### Brief
Copy verbatim the lines of the items from the line with "intro-text: Voller Liebe" up to and including the line with "deceased-name: TOMAS DRATVA".

### Element boundary records

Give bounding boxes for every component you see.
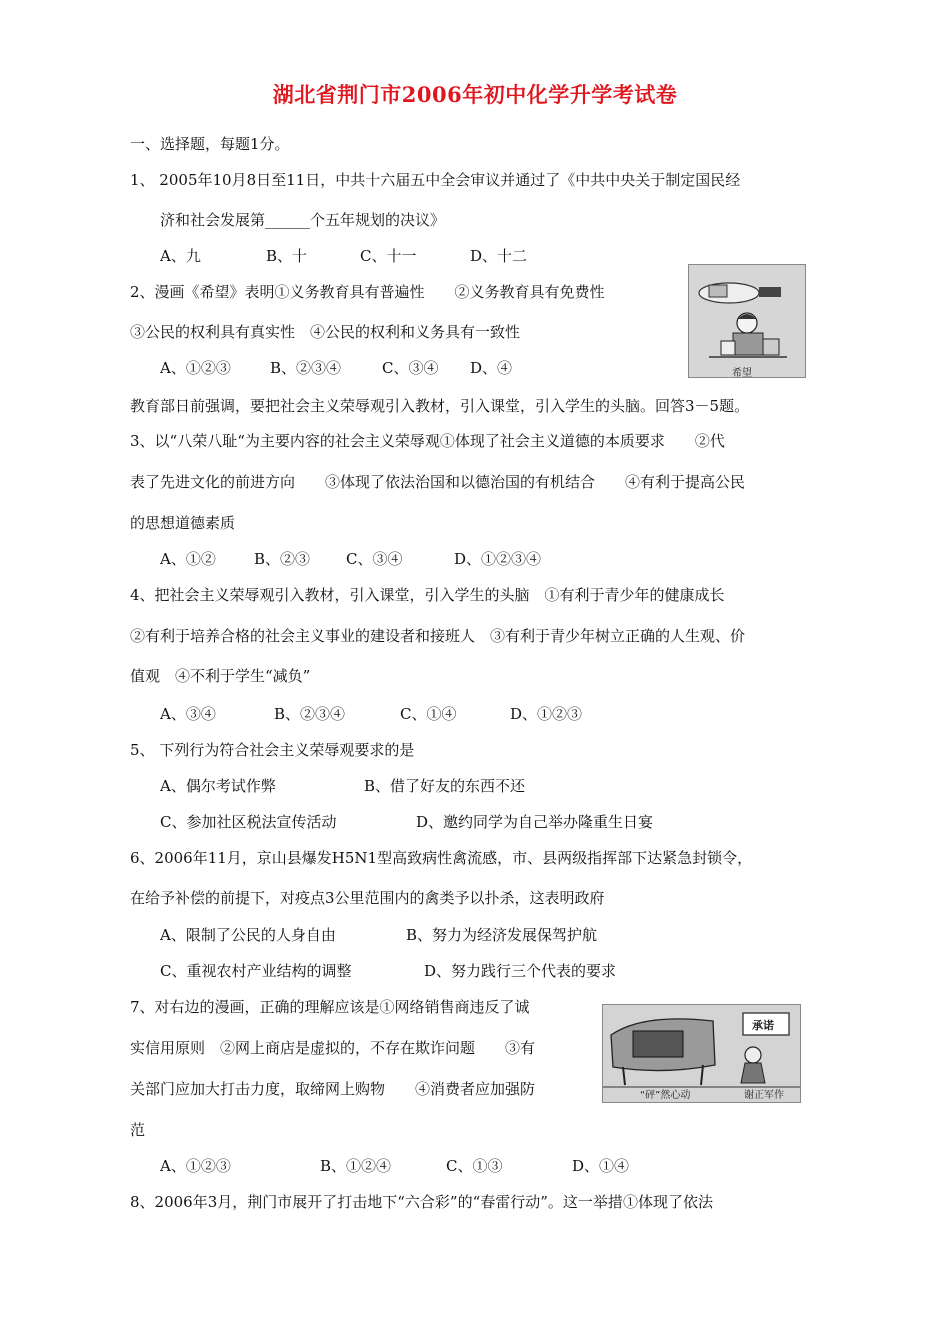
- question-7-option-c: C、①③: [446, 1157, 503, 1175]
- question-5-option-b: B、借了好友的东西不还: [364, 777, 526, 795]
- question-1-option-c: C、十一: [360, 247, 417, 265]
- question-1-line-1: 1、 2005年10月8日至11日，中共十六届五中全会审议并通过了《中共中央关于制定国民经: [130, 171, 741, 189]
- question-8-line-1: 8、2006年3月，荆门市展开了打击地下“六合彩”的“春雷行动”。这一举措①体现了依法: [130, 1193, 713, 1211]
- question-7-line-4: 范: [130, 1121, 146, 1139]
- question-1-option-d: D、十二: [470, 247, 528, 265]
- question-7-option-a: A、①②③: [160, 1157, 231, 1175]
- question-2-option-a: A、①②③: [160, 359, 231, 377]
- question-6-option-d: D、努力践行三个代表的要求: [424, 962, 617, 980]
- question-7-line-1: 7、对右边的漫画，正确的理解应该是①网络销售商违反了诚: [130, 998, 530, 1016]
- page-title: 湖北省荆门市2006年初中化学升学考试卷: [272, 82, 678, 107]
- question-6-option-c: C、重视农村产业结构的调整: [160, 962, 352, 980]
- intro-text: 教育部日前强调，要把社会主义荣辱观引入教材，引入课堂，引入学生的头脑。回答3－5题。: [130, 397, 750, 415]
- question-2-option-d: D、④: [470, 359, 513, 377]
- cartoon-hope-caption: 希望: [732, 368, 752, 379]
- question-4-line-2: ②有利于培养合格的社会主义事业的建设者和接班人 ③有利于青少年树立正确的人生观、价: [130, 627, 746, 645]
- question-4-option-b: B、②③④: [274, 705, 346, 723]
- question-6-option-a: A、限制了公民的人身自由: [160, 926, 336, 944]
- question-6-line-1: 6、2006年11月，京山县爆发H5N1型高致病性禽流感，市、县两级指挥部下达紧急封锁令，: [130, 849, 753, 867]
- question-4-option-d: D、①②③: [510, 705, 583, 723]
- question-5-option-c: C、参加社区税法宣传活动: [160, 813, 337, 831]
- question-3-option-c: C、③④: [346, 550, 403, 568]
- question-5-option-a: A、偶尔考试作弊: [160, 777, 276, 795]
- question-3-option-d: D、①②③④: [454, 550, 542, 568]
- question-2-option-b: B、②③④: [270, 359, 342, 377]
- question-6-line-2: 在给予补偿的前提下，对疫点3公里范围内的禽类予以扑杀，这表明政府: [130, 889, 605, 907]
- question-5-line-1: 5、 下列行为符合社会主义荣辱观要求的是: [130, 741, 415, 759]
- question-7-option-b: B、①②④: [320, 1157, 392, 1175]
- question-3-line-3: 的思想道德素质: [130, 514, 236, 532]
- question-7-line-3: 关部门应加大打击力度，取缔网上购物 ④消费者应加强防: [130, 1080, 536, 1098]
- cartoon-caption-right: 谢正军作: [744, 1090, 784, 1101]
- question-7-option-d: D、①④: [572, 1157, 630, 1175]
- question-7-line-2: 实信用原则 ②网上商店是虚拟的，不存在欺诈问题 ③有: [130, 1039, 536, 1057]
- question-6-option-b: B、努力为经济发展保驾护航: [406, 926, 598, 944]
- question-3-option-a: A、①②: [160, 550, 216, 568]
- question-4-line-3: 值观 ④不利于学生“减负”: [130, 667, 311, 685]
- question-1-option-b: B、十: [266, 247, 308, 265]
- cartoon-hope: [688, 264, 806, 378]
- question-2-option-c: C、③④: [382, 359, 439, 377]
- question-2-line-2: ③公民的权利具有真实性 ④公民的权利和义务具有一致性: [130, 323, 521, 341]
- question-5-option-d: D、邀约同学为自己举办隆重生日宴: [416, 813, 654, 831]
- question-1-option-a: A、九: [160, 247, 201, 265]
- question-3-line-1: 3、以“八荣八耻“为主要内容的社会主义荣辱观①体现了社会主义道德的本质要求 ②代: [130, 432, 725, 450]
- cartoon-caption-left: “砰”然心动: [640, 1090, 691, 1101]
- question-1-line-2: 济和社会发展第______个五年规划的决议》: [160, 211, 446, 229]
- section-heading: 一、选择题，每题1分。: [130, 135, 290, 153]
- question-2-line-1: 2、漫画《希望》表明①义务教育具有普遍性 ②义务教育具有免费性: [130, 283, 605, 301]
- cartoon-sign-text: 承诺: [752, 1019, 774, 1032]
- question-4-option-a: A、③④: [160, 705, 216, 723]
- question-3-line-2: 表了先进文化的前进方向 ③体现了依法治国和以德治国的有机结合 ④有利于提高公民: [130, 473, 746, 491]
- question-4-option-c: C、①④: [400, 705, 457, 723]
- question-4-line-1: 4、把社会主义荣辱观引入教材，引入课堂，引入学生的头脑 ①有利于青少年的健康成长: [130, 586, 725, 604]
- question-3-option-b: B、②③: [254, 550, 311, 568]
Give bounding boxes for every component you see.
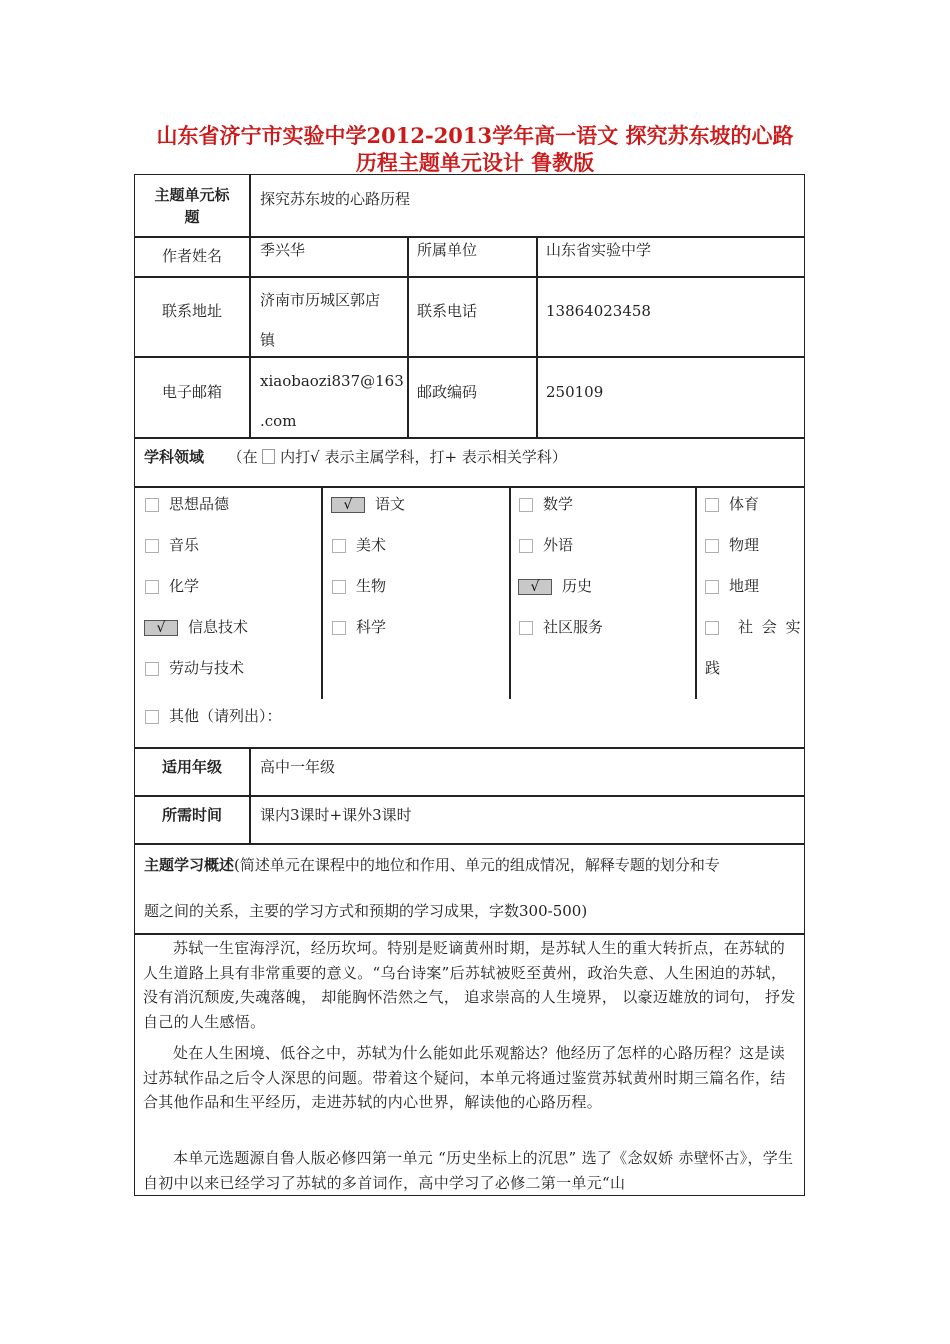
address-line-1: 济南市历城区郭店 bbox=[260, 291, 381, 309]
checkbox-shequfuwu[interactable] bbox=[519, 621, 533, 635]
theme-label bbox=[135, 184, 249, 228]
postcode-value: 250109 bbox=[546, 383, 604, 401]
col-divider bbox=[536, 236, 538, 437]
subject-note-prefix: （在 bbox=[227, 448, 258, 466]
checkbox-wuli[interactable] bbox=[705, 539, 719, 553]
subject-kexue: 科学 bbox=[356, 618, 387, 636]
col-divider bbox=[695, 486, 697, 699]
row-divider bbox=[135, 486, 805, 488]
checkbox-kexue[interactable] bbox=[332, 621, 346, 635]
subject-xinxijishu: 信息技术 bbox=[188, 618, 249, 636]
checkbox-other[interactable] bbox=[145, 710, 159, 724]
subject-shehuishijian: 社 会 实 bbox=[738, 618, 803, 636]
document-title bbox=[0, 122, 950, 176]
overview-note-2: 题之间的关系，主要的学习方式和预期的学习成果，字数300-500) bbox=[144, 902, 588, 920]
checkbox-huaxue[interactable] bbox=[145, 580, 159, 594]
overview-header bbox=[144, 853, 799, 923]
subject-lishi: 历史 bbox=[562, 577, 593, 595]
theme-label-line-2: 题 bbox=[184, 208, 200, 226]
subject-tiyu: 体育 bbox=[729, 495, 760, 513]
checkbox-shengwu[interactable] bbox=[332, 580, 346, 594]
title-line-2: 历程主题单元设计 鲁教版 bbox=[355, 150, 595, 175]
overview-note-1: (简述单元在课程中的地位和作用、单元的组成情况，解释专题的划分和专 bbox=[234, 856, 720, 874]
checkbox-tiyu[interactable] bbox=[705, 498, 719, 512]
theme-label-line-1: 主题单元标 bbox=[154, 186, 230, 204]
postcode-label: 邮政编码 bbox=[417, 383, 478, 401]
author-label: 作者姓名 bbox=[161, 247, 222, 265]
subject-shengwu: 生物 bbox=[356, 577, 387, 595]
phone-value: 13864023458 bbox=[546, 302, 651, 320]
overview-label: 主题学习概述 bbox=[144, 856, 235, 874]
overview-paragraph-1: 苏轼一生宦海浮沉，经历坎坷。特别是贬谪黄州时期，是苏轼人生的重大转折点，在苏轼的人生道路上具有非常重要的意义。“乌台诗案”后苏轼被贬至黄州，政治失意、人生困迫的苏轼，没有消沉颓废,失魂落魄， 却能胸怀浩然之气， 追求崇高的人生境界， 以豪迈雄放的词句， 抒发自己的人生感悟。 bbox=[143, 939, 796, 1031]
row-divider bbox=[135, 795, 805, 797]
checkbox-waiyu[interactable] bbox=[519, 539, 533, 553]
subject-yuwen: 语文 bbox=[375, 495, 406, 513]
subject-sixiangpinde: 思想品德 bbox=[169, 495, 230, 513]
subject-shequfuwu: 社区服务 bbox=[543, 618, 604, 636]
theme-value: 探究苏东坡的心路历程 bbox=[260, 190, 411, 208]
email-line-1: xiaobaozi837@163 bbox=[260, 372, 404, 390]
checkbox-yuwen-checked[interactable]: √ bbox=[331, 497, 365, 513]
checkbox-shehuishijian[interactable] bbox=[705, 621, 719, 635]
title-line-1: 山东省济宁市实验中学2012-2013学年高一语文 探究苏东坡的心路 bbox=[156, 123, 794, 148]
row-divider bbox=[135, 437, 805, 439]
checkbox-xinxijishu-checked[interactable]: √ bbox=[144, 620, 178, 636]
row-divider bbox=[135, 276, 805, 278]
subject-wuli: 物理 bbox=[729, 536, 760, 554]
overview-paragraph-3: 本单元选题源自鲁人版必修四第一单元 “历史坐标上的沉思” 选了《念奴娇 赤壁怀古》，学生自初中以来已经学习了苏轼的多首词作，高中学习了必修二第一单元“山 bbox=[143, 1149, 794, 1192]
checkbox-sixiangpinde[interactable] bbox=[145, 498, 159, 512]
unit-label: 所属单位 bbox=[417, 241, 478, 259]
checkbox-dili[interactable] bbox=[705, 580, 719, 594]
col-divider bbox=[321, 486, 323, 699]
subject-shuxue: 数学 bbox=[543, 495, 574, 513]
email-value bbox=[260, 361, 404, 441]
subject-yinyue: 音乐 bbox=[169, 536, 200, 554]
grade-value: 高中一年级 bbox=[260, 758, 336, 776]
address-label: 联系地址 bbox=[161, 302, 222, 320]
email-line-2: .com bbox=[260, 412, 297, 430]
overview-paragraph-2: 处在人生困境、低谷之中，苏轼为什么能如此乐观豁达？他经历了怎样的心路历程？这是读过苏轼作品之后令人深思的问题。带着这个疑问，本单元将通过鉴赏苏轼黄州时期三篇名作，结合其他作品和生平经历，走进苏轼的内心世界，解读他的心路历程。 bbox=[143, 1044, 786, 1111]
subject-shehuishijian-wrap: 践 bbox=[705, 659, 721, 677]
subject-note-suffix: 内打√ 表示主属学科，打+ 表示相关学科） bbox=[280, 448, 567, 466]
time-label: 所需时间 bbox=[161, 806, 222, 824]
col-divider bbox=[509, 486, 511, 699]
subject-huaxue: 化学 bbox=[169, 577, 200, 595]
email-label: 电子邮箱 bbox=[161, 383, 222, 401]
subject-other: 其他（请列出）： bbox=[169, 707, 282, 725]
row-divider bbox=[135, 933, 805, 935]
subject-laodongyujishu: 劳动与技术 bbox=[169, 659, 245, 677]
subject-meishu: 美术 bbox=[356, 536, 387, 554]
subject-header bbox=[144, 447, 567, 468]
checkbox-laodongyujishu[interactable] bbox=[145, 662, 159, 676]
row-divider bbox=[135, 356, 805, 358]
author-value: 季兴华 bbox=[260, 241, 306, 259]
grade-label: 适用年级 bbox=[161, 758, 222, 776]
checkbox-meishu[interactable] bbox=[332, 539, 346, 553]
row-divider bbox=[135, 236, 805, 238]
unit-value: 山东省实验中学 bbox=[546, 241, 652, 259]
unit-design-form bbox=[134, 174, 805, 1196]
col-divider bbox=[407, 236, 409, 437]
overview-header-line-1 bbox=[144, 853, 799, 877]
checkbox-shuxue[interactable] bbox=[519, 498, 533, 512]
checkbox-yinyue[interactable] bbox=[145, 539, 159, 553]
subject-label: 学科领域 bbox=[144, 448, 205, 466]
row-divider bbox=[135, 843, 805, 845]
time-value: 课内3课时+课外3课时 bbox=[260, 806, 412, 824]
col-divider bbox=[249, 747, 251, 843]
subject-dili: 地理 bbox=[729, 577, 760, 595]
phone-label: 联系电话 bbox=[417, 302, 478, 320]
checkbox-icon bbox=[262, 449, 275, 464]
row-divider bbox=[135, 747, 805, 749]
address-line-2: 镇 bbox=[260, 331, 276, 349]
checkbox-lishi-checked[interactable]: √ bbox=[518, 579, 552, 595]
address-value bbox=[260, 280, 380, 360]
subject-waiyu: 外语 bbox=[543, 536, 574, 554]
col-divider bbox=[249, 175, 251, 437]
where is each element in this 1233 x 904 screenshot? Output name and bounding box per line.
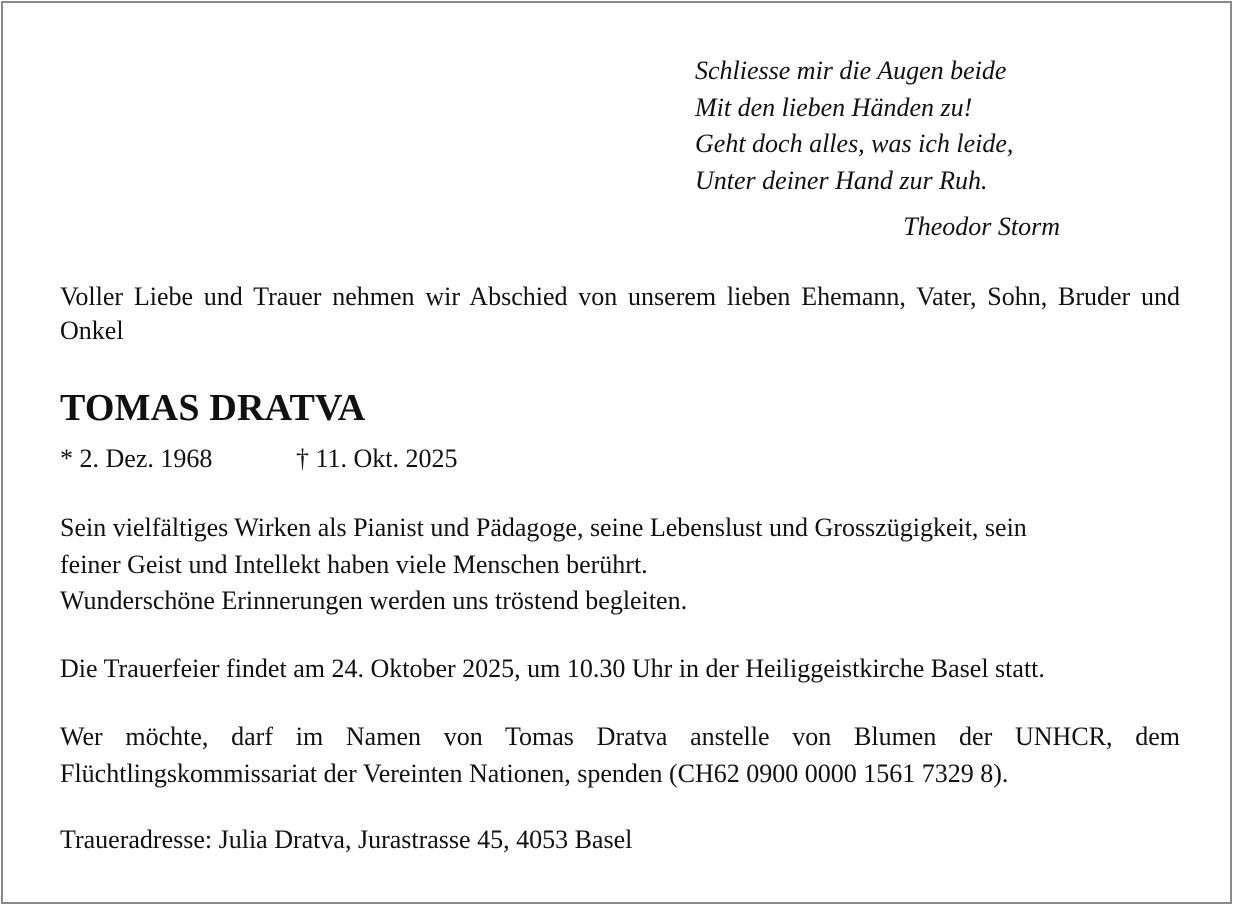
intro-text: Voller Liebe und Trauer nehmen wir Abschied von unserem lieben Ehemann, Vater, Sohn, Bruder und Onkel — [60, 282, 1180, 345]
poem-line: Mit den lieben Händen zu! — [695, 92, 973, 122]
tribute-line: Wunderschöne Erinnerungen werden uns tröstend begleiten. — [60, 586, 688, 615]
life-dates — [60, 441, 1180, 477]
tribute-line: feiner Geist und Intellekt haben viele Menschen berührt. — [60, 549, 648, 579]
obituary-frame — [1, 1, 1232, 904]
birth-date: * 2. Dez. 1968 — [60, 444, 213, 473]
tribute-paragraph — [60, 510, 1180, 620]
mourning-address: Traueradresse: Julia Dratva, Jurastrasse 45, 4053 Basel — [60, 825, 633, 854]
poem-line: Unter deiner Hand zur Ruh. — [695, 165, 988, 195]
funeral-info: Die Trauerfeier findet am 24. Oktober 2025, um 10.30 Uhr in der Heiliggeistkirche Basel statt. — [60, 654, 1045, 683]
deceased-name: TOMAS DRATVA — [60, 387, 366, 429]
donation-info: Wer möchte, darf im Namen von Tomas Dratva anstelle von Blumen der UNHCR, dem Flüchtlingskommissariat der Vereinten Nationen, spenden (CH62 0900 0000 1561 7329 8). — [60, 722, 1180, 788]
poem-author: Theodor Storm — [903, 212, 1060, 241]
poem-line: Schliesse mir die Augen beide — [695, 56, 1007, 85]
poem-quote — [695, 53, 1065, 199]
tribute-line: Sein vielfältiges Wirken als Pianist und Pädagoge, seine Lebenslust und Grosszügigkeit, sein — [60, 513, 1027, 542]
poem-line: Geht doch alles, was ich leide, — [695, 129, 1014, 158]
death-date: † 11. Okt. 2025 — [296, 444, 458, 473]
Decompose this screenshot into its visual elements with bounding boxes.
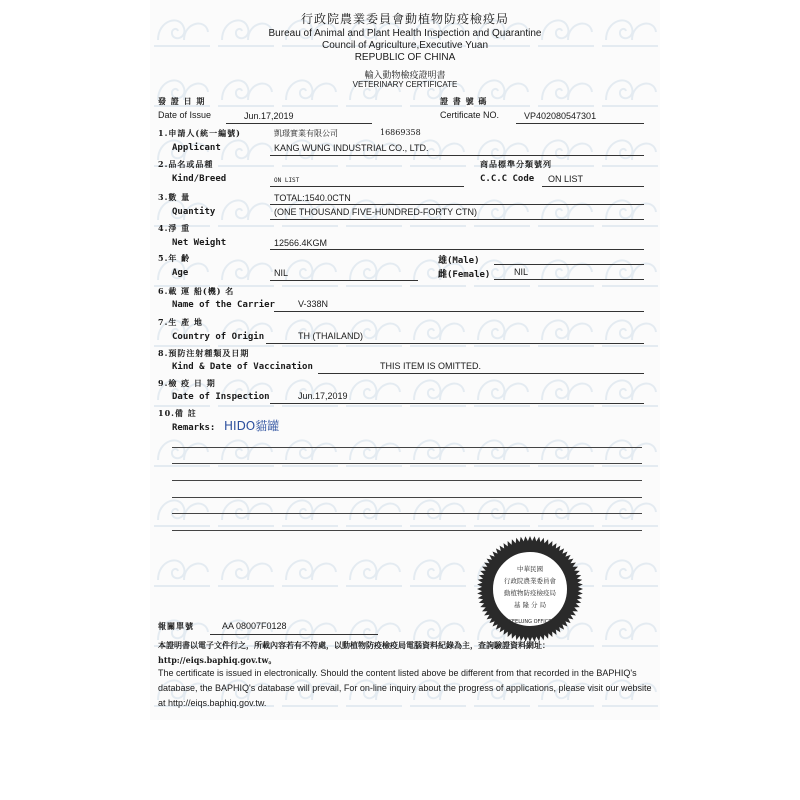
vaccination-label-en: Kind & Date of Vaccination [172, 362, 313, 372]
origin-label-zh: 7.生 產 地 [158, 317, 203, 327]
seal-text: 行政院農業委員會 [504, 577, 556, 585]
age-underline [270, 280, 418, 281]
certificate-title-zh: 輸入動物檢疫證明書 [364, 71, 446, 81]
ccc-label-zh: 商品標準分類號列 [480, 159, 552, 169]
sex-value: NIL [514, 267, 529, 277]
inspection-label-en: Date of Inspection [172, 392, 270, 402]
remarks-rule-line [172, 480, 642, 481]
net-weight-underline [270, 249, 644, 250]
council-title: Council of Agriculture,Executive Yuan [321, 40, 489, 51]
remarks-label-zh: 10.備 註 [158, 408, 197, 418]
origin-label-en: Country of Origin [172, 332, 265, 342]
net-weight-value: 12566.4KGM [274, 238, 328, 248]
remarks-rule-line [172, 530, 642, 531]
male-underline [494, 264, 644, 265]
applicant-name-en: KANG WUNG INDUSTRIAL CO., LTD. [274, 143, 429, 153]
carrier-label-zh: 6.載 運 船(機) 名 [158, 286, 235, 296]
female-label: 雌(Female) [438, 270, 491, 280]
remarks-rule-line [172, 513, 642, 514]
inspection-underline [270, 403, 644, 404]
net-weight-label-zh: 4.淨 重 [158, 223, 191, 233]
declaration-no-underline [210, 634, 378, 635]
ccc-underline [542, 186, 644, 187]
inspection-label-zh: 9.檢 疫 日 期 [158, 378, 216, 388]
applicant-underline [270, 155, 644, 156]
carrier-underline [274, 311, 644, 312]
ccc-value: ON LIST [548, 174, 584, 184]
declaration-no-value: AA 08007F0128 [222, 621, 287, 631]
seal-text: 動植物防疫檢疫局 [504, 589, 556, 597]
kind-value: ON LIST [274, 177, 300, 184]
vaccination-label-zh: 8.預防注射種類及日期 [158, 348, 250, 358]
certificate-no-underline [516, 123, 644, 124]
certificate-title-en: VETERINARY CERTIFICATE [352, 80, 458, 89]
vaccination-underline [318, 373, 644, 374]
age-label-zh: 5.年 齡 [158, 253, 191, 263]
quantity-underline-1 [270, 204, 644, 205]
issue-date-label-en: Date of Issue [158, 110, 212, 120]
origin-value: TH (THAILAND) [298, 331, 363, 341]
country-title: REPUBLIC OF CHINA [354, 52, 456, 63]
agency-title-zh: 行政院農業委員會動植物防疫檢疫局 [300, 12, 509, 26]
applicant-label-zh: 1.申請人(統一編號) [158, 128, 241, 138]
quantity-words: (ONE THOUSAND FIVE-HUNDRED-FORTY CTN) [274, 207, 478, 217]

### Reply to the task
intro-text: Voller Liebe und Trauer nehmen wir Abschied von unserem lieben Ehemann, Vater, Sohn, Bruder und Onkel — [60, 282, 1180, 345]
poem-line: Mit den lieben Händen zu! — [695, 92, 973, 122]
tribute-line: Wunderschöne Erinnerungen werden uns tröstend begleiten. — [60, 586, 688, 615]
life-dates — [60, 441, 1180, 477]
tribute-line: feiner Geist und Intellekt haben viele Menschen berührt. — [60, 549, 648, 579]
obituary-frame — [1, 1, 1232, 904]
birth-date: * 2. Dez. 1968 — [60, 444, 213, 473]
tribute-paragraph — [60, 510, 1180, 620]
mourning-address: Traueradresse: Julia Dratva, Jurastrasse 45, 4053 Basel — [60, 825, 633, 854]
poem-line: Unter deiner Hand zur Ruh. — [695, 165, 988, 195]
funeral-info: Die Trauerfeier findet am 24. Oktober 2025, um 10.30 Uhr in der Heiliggeistkirche Basel statt. — [60, 654, 1045, 683]
deceased-name: TOMAS DRATVA — [60, 387, 366, 429]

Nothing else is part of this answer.